| PROBLEM TO WORK ON |
Pick out the lines below that contain the string "JSON" and copy them all.

| MATERIAL FOR THIS EXERCISE |
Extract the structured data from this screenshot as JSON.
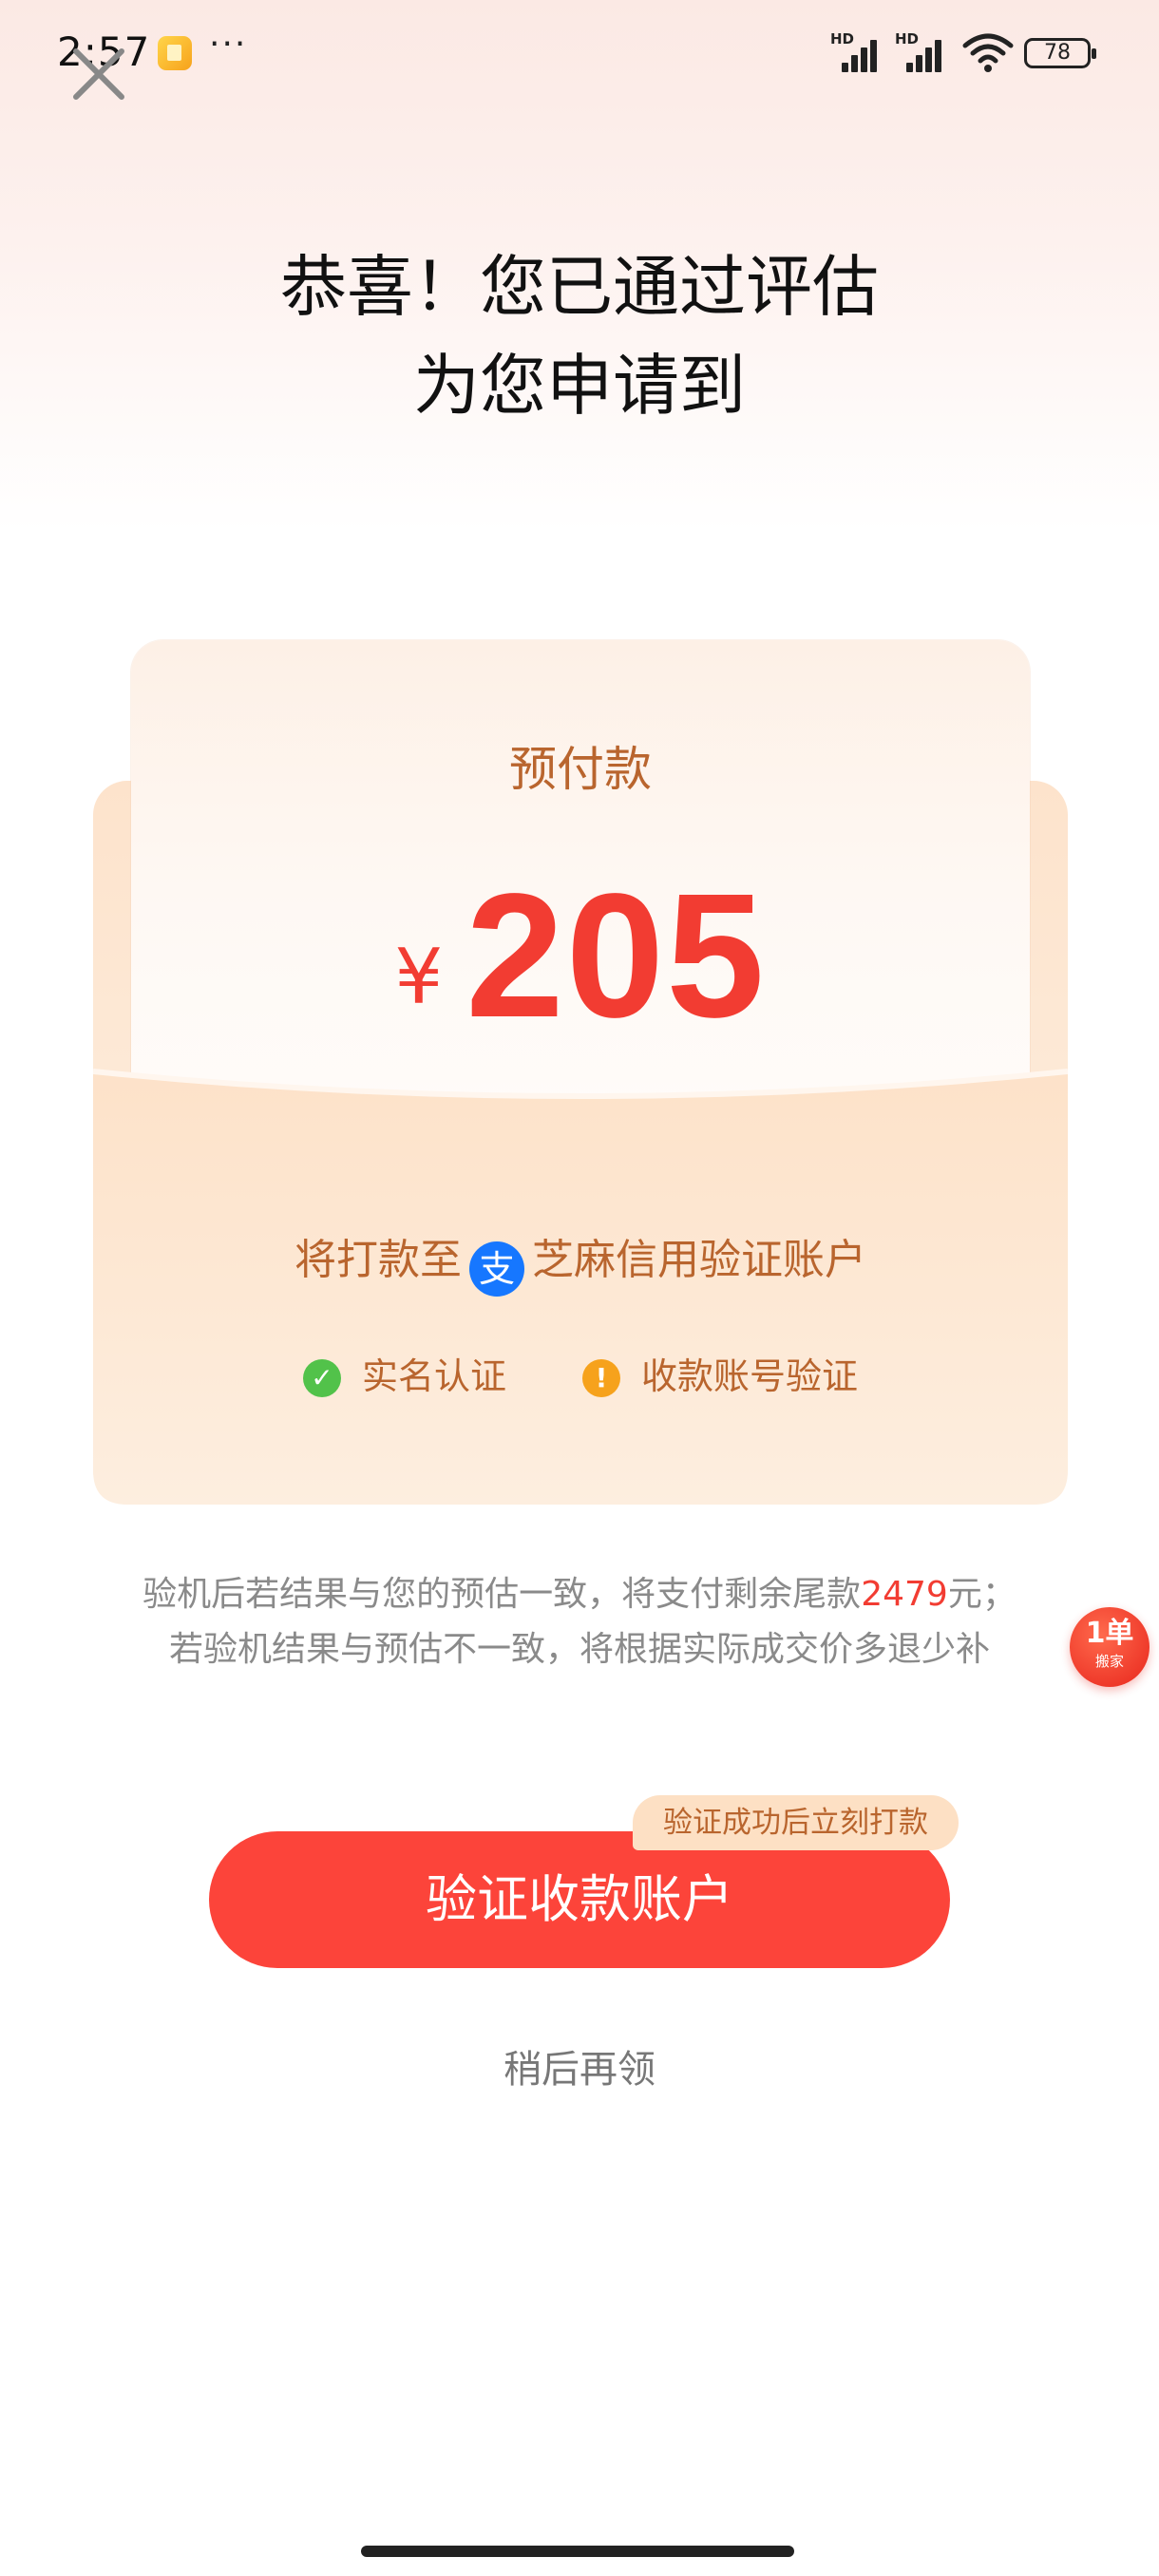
{
  "status_bar": {
    "time": "2:57",
    "more": "···",
    "signal1_label": "HD",
    "signal2_label": "HD",
    "battery": "78"
  },
  "header": {
    "title_line1": "恭喜！您已通过评估",
    "title_line2": "为您申请到"
  },
  "card": {
    "label": "预付款",
    "currency": "¥",
    "amount": "205",
    "payto_prefix": "将打款至",
    "payto_icon_char": "支",
    "payto_account": "芝麻信用验证账户",
    "check1": "实名认证",
    "check2": "收款账号验证",
    "check1_icon": "✓",
    "check2_icon": "!"
  },
  "description": {
    "line1_pre": "验机后若结果与您的预估一致，将支付剩余尾款",
    "line1_amount": "2479",
    "line1_post": "元；",
    "line2": "若验机结果与预估不一致，将根据实际成交价多退少补"
  },
  "float_badge": {
    "main": "1单",
    "sub": "搬家"
  },
  "actions": {
    "tag": "验证成功后立刻打款",
    "verify_button": "验证收款账户",
    "later": "稍后再领"
  },
  "icons": {
    "close": "close-icon",
    "alipay": "alipay-icon",
    "check_ok": "check-circle-icon",
    "check_warn": "warning-circle-icon"
  },
  "colors": {
    "accent_red": "#fc443a",
    "amount_red": "#f23c32",
    "brown_text": "#b9652e",
    "alipay_blue": "#1677ff",
    "ok_green": "#52c24a",
    "warn_orange": "#f6a21c"
  }
}
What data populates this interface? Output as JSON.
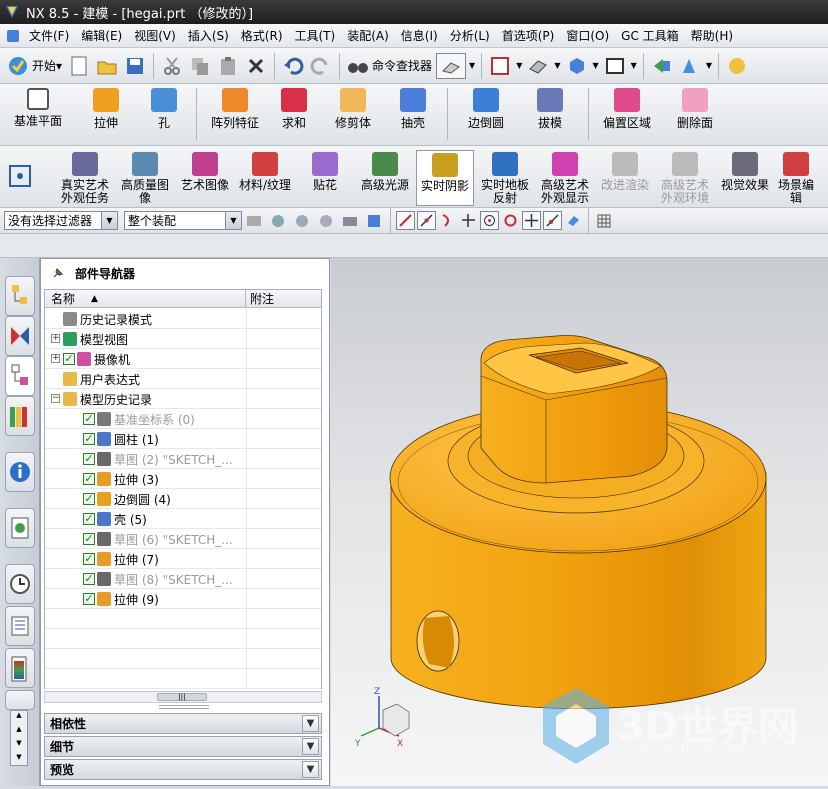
{
  "title": "NX 8.5 - 建模 - [hegai.prt （修改的）]",
  "menu": [
    "文件(F)",
    "编辑(E)",
    "视图(V)",
    "插入(S)",
    "格式(R)",
    "工具(T)",
    "装配(A)",
    "信息(I)",
    "分析(L)",
    "首选项(P)",
    "窗口(O)",
    "GC 工具箱",
    "帮助(H)"
  ],
  "toolbar1": {
    "start_label": "开始▾",
    "finder_label": "命令查找器"
  },
  "toolbar2": [
    {
      "label": "基准平面",
      "icon": "datum-plane-icon",
      "color": "#ffffff"
    },
    {
      "label": "拉伸",
      "icon": "extrude-icon",
      "color": "#f0a020"
    },
    {
      "label": "孔",
      "icon": "hole-icon",
      "color": "#4a90d9"
    },
    {
      "label": "阵列特征",
      "icon": "pattern-feature-icon",
      "color": "#ee8a2a"
    },
    {
      "label": "求和",
      "icon": "unite-icon",
      "color": "#d9304a"
    },
    {
      "label": "修剪体",
      "icon": "trim-body-icon",
      "color": "#f0b85a"
    },
    {
      "label": "抽壳",
      "icon": "shell-icon",
      "color": "#4a7ed9"
    },
    {
      "label": "边倒圆",
      "icon": "edge-blend-icon",
      "color": "#3b7fd9"
    },
    {
      "label": "拔模",
      "icon": "draft-icon",
      "color": "#6a7ab8"
    },
    {
      "label": "偏置区域",
      "icon": "offset-region-icon",
      "color": "#e04a8a"
    },
    {
      "label": "删除面",
      "icon": "delete-face-icon",
      "color": "#f0a0c0"
    }
  ],
  "toolbar3": [
    {
      "label": "真实艺术外观任务",
      "icon": "true-studio-icon",
      "color": "#6a6a9a",
      "state": "normal"
    },
    {
      "label": "高质量图像",
      "icon": "high-quality-image-icon",
      "color": "#5a8ab0",
      "state": "normal"
    },
    {
      "label": "艺术图像",
      "icon": "artistic-image-icon",
      "color": "#c04090",
      "state": "normal"
    },
    {
      "label": "材料/纹理",
      "icon": "materials-textures-icon",
      "color": "#d04040",
      "state": "normal"
    },
    {
      "label": "贴花",
      "icon": "decal-icon",
      "color": "#9a6acc",
      "state": "normal"
    },
    {
      "label": "高级光源",
      "icon": "advanced-lights-icon",
      "color": "#4a8a4a",
      "state": "normal"
    },
    {
      "label": "实时阴影",
      "icon": "realtime-shadows-icon",
      "color": "#c8a020",
      "state": "on"
    },
    {
      "label": "实时地板反射",
      "icon": "floor-reflection-icon",
      "color": "#3070c0",
      "state": "normal"
    },
    {
      "label": "高级艺术外观显示",
      "icon": "advanced-studio-display-icon",
      "color": "#d040b0",
      "state": "normal"
    },
    {
      "label": "改进渲染",
      "icon": "improve-render-icon",
      "color": "#999999",
      "state": "disabled"
    },
    {
      "label": "高级艺术外观环境",
      "icon": "studio-environment-icon",
      "color": "#999999",
      "state": "disabled"
    },
    {
      "label": "视觉效果",
      "icon": "visual-effects-icon",
      "color": "#6a6a7a",
      "state": "normal"
    },
    {
      "label": "场景编辑",
      "icon": "scene-edit-icon",
      "color": "#d04040",
      "state": "normal"
    }
  ],
  "selection": {
    "filter": "没有选择过滤器",
    "scope": "整个装配"
  },
  "navigator": {
    "title": "部件导航器",
    "col_name": "名称",
    "col_note": "附注",
    "rows": [
      {
        "label": "历史记录模式",
        "level": 0,
        "expand": "",
        "check": false,
        "icon": "clock-icon",
        "icolor": "#8a8a8a",
        "gray": false
      },
      {
        "label": "模型视图",
        "level": 0,
        "expand": "+",
        "check": false,
        "icon": "model-views-icon",
        "icolor": "#2e9e5e",
        "gray": false
      },
      {
        "label": "摄像机",
        "level": 0,
        "expand": "+",
        "check": true,
        "icon": "camera-icon",
        "icolor": "#d04fa0",
        "gray": false
      },
      {
        "label": "用户表达式",
        "level": 0,
        "expand": "",
        "check": false,
        "icon": "folder-icon",
        "icolor": "#e8b84a",
        "gray": false
      },
      {
        "label": "模型历史记录",
        "level": 0,
        "expand": "−",
        "check": false,
        "icon": "folder-icon",
        "icolor": "#e8b84a",
        "gray": false
      },
      {
        "label": "基准坐标系 (0)",
        "level": 1,
        "expand": "",
        "check": true,
        "icon": "datum-csys-icon",
        "icolor": "#7a7a7a",
        "gray": true
      },
      {
        "label": "圆柱 (1)",
        "level": 1,
        "expand": "",
        "check": true,
        "icon": "cylinder-icon",
        "icolor": "#4a78c8",
        "gray": false
      },
      {
        "label": "草图 (2) \"SKETCH_...",
        "level": 1,
        "expand": "",
        "check": true,
        "icon": "sketch-icon",
        "icolor": "#6a6a6a",
        "gray": true
      },
      {
        "label": "拉伸 (3)",
        "level": 1,
        "expand": "",
        "check": true,
        "icon": "extrude-icon",
        "icolor": "#e89a2a",
        "gray": false
      },
      {
        "label": "边倒圆 (4)",
        "level": 1,
        "expand": "",
        "check": true,
        "icon": "edge-blend-icon",
        "icolor": "#e8a020",
        "gray": false
      },
      {
        "label": "壳 (5)",
        "level": 1,
        "expand": "",
        "check": true,
        "icon": "shell-icon",
        "icolor": "#4a78c8",
        "gray": false
      },
      {
        "label": "草图 (6) \"SKETCH_...",
        "level": 1,
        "expand": "",
        "check": true,
        "icon": "sketch-icon",
        "icolor": "#6a6a6a",
        "gray": true
      },
      {
        "label": "拉伸 (7)",
        "level": 1,
        "expand": "",
        "check": true,
        "icon": "extrude-icon",
        "icolor": "#e89a2a",
        "gray": false
      },
      {
        "label": "草图 (8) \"SKETCH_...",
        "level": 1,
        "expand": "",
        "check": true,
        "icon": "sketch-icon",
        "icolor": "#6a6a6a",
        "gray": true
      },
      {
        "label": "拉伸 (9)",
        "level": 1,
        "expand": "",
        "check": true,
        "icon": "extrude-icon",
        "icolor": "#e89a2a",
        "gray": false
      }
    ],
    "panels": [
      "相依性",
      "细节",
      "预览"
    ]
  },
  "axes": {
    "x": "X",
    "y": "Y",
    "z": "Z"
  },
  "watermark": {
    "brand": "3D世界网",
    "url": "WWW.3DSJW.COM"
  },
  "colors": {
    "part": "#f2a41a",
    "part_dark": "#c87a05",
    "part_light": "#ffc84a"
  }
}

| FULL SOLUTION |
Extract the structured data from this screenshot as JSON.
What data populates this interface? Output as JSON.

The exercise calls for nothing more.